**Task directions:**
Find every line below that contains the word "this" and copy it out.

==== Supplied entries ====

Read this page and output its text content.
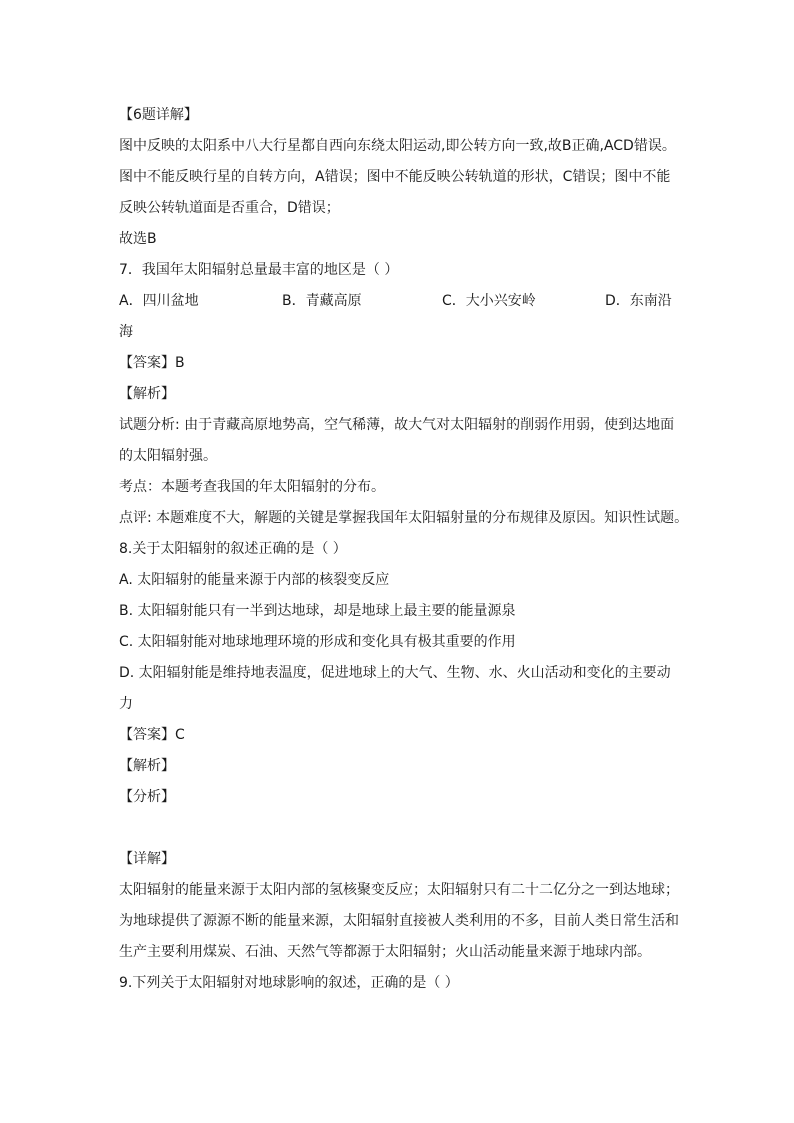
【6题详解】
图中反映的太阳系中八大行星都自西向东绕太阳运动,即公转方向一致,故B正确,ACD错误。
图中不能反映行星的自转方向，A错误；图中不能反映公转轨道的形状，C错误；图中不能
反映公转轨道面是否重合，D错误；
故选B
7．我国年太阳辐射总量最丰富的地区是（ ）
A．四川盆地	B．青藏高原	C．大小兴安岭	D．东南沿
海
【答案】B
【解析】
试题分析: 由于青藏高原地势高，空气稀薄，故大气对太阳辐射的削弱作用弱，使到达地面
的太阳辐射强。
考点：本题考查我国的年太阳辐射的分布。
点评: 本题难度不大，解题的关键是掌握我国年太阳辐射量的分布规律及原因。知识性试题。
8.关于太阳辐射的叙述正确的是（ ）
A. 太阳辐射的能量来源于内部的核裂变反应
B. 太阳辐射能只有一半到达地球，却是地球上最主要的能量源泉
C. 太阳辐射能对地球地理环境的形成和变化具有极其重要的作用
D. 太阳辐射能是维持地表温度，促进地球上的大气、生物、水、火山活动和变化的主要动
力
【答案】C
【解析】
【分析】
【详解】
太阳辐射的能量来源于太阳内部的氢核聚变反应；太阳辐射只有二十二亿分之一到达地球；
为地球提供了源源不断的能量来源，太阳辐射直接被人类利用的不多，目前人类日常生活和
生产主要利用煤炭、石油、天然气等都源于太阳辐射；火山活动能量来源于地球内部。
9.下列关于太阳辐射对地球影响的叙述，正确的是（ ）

====
==== Supplied entries ====

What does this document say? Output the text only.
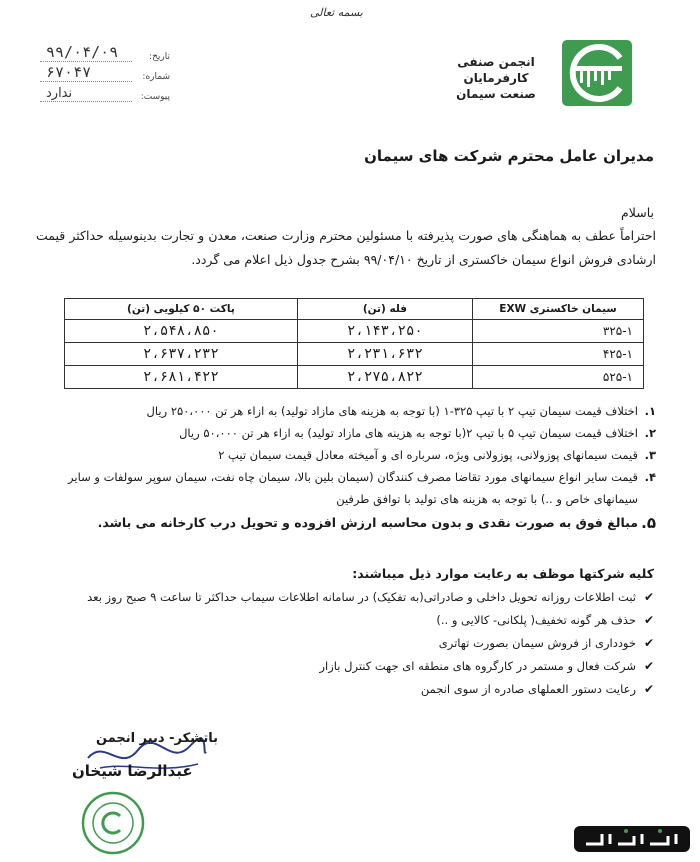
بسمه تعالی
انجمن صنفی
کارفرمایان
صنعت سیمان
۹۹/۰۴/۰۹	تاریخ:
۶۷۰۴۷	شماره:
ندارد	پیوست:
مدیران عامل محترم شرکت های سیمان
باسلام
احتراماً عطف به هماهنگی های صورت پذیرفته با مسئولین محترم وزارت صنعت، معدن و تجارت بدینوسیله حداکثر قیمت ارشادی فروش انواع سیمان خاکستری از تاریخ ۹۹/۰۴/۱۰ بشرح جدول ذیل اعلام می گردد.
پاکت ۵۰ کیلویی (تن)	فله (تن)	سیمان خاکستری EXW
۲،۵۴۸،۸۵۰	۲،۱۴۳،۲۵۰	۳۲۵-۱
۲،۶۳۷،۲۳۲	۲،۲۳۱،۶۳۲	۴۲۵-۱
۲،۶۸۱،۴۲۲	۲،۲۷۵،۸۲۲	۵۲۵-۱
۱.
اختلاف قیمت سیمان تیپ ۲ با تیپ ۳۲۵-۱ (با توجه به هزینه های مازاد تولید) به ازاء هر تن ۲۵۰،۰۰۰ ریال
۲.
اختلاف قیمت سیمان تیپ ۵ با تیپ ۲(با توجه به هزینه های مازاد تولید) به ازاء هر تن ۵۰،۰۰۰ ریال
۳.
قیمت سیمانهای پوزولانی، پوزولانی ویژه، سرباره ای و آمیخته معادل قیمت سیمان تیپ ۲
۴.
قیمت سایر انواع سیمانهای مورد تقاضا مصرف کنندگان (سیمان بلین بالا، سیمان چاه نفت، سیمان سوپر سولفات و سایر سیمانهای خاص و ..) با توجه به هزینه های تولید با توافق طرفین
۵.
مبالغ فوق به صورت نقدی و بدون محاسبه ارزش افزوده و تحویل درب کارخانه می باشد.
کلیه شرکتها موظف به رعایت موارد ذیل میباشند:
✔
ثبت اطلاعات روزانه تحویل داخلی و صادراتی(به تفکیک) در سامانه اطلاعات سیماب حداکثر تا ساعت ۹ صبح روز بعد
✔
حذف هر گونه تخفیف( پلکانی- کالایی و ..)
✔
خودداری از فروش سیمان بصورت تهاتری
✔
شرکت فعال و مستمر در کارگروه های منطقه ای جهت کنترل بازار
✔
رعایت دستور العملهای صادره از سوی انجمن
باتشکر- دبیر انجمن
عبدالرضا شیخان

====
==== Supplied entries ====

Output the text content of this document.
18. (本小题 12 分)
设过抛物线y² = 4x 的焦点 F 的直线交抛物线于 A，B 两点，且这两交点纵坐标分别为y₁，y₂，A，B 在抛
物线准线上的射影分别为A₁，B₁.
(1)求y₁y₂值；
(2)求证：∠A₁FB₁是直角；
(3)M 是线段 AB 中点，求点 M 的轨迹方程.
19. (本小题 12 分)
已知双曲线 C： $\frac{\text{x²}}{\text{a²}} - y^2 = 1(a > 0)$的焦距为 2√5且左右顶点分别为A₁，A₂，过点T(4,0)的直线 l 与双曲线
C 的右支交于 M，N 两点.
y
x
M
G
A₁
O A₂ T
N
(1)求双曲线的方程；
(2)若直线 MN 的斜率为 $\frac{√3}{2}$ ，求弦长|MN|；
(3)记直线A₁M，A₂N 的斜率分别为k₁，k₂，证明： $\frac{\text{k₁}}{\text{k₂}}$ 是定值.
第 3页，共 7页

====

**Output:**
Read this page and output its text content.
What does this document say? Output the text only.
Output the text content of this document.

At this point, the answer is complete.